■ Work instructions:
Pick every line from the data that holds the word "JSON".
====
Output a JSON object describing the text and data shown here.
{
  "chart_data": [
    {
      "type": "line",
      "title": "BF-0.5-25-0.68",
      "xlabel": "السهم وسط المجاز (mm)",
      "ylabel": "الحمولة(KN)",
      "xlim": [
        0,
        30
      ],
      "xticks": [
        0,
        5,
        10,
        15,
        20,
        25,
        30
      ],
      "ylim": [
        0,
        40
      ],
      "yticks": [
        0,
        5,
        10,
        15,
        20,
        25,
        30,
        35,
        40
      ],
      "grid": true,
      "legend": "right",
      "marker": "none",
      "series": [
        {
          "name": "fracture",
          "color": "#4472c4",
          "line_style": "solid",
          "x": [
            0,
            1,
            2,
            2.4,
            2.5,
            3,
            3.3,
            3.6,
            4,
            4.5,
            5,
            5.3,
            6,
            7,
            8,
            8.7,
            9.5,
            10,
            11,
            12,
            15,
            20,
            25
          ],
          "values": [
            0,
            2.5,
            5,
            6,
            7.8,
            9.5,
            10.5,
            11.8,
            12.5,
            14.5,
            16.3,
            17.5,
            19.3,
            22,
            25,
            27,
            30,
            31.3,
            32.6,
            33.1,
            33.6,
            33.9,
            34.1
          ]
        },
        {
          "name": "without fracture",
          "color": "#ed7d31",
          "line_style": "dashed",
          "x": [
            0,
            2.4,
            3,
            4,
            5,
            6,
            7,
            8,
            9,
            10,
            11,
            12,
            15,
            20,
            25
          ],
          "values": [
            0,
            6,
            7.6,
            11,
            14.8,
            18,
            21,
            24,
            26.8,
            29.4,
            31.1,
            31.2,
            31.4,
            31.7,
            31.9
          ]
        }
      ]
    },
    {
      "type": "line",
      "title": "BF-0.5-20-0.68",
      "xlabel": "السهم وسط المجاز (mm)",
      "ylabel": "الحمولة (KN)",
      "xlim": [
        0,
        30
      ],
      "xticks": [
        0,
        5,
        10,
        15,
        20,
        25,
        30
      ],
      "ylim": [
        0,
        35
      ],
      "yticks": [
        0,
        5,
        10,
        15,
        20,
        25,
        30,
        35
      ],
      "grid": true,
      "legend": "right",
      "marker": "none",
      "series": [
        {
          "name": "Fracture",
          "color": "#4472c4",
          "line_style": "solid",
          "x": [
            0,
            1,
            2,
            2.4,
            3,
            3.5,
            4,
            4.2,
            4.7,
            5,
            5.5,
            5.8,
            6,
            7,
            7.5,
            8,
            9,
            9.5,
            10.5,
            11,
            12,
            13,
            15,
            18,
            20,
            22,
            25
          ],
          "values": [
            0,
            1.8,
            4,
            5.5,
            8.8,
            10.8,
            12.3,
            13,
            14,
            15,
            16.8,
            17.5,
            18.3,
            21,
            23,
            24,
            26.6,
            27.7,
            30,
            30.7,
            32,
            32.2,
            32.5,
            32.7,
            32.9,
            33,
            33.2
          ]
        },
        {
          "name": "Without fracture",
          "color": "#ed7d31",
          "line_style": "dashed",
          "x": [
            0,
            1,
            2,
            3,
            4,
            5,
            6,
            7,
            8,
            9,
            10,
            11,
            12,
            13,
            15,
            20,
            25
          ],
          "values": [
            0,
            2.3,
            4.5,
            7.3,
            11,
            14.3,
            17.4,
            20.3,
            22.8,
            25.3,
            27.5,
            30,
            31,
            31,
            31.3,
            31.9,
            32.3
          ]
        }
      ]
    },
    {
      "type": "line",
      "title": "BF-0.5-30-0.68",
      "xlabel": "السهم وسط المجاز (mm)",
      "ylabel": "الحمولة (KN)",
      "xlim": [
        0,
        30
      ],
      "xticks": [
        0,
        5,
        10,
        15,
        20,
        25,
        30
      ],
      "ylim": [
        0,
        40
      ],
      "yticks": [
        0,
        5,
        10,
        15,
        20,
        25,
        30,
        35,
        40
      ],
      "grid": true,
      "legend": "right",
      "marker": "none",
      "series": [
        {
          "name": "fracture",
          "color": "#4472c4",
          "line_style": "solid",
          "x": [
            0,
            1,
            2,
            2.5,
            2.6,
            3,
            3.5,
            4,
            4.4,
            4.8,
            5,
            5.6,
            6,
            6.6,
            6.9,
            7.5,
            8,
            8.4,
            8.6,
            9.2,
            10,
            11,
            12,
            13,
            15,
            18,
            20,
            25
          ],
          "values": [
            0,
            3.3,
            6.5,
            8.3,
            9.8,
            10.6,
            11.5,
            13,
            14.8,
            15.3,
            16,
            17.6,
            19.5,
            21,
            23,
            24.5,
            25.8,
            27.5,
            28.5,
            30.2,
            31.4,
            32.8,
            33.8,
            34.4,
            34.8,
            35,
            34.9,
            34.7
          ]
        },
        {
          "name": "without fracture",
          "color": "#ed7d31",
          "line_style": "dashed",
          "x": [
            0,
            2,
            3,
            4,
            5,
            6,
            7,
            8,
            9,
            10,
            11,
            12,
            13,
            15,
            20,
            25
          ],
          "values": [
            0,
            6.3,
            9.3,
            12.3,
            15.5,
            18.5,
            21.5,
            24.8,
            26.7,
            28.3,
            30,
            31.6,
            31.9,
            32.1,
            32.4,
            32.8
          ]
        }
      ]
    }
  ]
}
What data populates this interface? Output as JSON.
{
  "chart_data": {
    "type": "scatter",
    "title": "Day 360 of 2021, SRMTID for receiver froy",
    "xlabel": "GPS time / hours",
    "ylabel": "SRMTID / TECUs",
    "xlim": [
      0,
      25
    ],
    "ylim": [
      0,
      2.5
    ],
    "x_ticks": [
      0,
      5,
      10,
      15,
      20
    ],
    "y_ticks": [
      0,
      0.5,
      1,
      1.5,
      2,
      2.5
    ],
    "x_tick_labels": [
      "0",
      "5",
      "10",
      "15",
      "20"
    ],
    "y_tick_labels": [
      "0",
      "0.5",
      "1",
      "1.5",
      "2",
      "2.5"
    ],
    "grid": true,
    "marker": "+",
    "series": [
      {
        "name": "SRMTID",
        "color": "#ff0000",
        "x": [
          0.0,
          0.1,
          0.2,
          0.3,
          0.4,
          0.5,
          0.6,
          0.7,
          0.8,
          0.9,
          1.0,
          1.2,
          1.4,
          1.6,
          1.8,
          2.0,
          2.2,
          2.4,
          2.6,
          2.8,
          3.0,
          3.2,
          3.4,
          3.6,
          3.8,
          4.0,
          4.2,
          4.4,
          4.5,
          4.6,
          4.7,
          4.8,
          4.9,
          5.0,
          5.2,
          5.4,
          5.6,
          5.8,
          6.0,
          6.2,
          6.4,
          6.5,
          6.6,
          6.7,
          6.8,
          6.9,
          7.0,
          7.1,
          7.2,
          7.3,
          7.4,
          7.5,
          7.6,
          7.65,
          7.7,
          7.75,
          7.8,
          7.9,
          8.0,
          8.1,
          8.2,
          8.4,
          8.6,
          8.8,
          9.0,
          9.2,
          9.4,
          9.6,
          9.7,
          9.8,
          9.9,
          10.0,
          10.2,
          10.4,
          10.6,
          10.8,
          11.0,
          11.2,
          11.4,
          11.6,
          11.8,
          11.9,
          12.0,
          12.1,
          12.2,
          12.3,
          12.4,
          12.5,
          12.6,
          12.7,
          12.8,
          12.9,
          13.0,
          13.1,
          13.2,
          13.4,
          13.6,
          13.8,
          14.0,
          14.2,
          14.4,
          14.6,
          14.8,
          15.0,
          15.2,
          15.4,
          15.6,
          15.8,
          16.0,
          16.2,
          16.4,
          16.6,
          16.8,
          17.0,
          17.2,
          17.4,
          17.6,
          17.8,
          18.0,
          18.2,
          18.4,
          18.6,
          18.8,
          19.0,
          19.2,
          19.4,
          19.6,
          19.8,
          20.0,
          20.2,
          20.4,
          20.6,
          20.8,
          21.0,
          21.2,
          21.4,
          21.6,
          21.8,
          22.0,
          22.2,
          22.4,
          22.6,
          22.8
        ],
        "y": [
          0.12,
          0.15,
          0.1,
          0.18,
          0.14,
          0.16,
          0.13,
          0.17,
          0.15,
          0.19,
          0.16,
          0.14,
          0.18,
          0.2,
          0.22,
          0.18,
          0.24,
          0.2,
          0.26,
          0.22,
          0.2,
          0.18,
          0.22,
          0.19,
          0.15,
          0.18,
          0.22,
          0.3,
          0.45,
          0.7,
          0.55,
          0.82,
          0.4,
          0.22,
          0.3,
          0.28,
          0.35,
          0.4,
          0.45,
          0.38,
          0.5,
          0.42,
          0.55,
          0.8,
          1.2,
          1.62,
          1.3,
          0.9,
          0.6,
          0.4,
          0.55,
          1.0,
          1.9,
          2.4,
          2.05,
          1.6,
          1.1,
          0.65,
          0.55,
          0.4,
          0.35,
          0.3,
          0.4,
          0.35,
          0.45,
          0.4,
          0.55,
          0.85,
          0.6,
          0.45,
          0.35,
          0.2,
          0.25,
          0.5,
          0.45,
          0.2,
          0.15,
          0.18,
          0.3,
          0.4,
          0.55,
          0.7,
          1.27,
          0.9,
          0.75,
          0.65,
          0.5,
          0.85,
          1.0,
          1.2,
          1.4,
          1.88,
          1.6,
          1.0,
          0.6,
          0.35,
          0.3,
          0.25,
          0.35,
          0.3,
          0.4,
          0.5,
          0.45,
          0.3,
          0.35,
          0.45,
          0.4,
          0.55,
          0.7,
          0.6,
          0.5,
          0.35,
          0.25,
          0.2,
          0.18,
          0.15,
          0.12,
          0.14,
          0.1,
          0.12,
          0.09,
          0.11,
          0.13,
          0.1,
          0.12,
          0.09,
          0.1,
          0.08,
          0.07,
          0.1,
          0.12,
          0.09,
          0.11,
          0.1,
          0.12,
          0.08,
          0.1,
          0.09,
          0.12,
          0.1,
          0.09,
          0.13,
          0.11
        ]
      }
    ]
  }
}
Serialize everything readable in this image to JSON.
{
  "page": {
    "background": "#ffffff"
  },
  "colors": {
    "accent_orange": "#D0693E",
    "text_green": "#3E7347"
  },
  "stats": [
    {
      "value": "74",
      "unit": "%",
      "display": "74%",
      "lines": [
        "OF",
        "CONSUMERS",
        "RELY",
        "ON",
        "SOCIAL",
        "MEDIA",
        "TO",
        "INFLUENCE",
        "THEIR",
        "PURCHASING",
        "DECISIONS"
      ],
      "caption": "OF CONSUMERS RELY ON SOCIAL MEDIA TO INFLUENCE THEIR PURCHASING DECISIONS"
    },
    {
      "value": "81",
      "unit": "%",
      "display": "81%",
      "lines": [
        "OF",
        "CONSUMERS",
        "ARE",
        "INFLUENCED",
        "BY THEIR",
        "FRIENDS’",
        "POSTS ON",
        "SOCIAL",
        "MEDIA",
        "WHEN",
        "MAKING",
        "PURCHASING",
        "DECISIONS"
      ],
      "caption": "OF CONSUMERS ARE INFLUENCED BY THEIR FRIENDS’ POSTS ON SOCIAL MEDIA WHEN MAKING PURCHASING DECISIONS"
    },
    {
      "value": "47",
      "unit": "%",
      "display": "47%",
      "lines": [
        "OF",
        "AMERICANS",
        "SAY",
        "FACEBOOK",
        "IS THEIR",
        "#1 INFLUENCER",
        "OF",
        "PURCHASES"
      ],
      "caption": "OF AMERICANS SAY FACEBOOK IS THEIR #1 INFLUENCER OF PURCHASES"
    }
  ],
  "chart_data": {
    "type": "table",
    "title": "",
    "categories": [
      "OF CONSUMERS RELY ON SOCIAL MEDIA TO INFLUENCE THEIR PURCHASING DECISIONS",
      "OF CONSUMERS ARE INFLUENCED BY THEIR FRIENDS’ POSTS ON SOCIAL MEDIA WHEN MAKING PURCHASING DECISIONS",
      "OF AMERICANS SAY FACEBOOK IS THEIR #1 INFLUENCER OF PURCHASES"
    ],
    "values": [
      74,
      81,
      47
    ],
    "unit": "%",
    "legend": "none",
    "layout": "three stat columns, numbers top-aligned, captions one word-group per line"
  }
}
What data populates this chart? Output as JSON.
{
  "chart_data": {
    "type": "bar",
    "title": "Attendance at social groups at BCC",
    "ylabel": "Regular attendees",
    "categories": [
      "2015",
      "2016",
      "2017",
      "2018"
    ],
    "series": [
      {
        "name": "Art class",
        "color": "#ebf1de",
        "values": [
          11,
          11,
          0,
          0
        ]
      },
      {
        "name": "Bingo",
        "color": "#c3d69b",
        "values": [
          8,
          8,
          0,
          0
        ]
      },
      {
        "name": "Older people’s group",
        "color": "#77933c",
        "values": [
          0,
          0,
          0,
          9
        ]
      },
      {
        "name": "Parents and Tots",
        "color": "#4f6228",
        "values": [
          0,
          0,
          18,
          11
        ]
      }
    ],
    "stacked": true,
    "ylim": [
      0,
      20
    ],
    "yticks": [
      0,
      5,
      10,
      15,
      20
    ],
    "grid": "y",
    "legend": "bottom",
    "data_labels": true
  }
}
====
■ Final result:
Output a JSON object describing the text and data shown here.
What data populates this interface? Output as JSON.
Serialize everything readable in this image to JSON.
What data populates this chart? Output as JSON.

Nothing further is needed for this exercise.